Starting at the line that contains "Transcribe this image's", write out each line through the end of the data below, exactly as it stands. Skip any pictures.

(Recorded data)
··········
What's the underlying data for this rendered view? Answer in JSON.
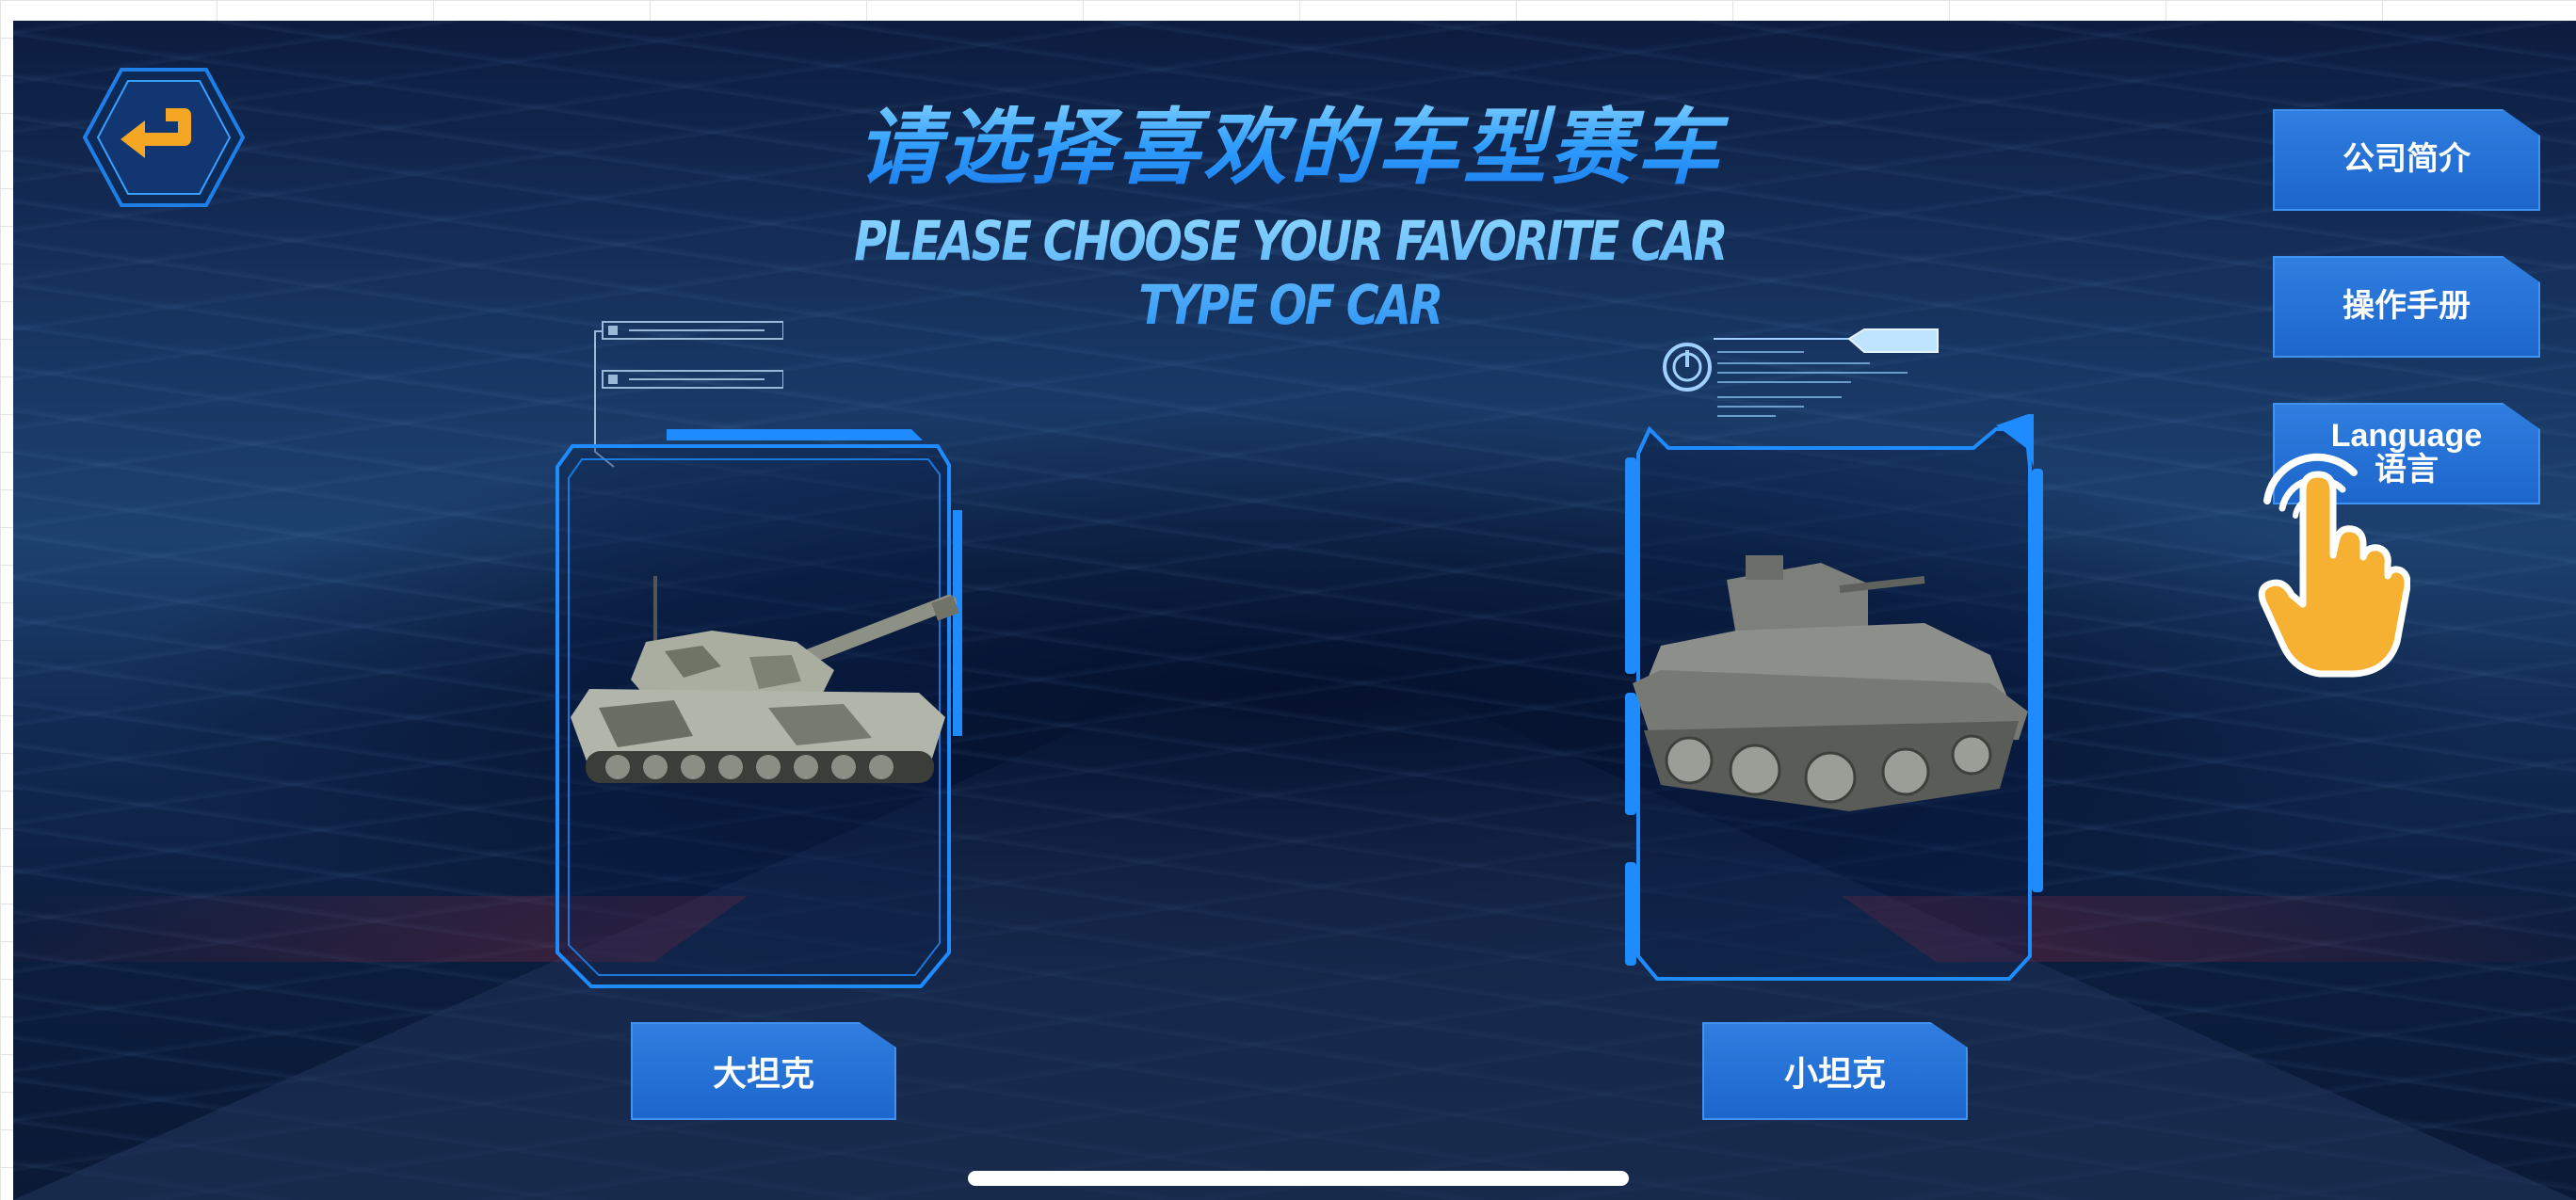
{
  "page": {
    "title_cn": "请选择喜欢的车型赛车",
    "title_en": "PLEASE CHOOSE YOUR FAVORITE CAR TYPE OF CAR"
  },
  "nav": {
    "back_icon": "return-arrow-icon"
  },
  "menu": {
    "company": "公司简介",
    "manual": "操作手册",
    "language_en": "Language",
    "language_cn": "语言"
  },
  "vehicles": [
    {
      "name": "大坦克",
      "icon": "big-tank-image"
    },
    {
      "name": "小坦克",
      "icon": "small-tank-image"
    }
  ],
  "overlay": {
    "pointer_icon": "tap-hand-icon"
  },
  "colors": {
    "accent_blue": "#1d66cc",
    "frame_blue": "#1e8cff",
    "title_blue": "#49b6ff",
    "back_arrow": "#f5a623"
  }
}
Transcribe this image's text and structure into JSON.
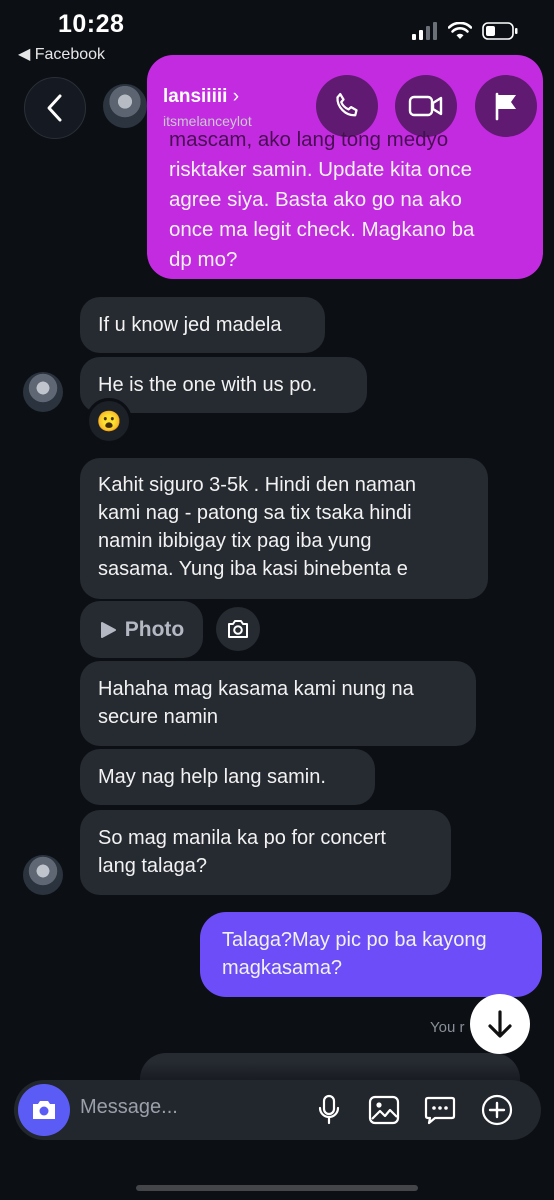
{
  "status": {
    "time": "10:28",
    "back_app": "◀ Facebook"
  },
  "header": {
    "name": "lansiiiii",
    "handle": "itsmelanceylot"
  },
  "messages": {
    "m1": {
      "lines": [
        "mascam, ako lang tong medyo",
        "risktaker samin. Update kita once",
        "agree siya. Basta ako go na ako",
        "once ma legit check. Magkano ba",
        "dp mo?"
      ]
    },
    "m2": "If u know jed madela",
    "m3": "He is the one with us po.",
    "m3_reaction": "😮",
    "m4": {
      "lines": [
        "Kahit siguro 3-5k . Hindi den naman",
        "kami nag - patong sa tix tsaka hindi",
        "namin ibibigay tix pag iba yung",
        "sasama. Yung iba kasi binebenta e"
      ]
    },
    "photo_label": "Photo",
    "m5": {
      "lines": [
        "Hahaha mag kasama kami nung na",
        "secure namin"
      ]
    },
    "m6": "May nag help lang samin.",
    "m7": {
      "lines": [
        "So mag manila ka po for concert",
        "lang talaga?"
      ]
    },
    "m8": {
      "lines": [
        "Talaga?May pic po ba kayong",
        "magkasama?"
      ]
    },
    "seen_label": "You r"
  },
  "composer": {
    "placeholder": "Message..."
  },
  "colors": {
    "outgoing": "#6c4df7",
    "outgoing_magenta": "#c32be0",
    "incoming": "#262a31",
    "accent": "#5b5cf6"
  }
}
··········
▸ **Final result**:
Transcribe this image's text and structure into JSON.
{
  "status": {
    "time": "10:28",
    "back_app": "◀ Facebook"
  },
  "header": {
    "name": "lansiiiii",
    "handle": "itsmelanceylot"
  },
  "messages": {
    "m1": {
      "lines": [
        "mascam, ako lang tong medyo",
        "risktaker samin. Update kita once",
        "agree siya. Basta ako go na ako",
        "once ma legit check. Magkano ba",
        "dp mo?"
      ]
    },
    "m2": "If u know jed madela",
    "m3": "He is the one with us po.",
    "m3_reaction": "😮",
    "m4": {
      "lines": [
        "Kahit siguro 3-5k . Hindi den naman",
        "kami nag - patong sa tix tsaka hindi",
        "namin ibibigay tix pag iba yung",
        "sasama. Yung iba kasi binebenta e"
      ]
    },
    "photo_label": "Photo",
    "m5": {
      "lines": [
        "Hahaha mag kasama kami nung na",
        "secure namin"
      ]
    },
    "m6": "May nag help lang samin.",
    "m7": {
      "lines": [
        "So mag manila ka po for concert",
        "lang talaga?"
      ]
    },
    "m8": {
      "lines": [
        "Talaga?May pic po ba kayong",
        "magkasama?"
      ]
    },
    "seen_label": "You r"
  },
  "composer": {
    "placeholder": "Message..."
  },
  "colors": {
    "outgoing": "#6c4df7",
    "outgoing_magenta": "#c32be0",
    "incoming": "#262a31",
    "accent": "#5b5cf6"
  }
}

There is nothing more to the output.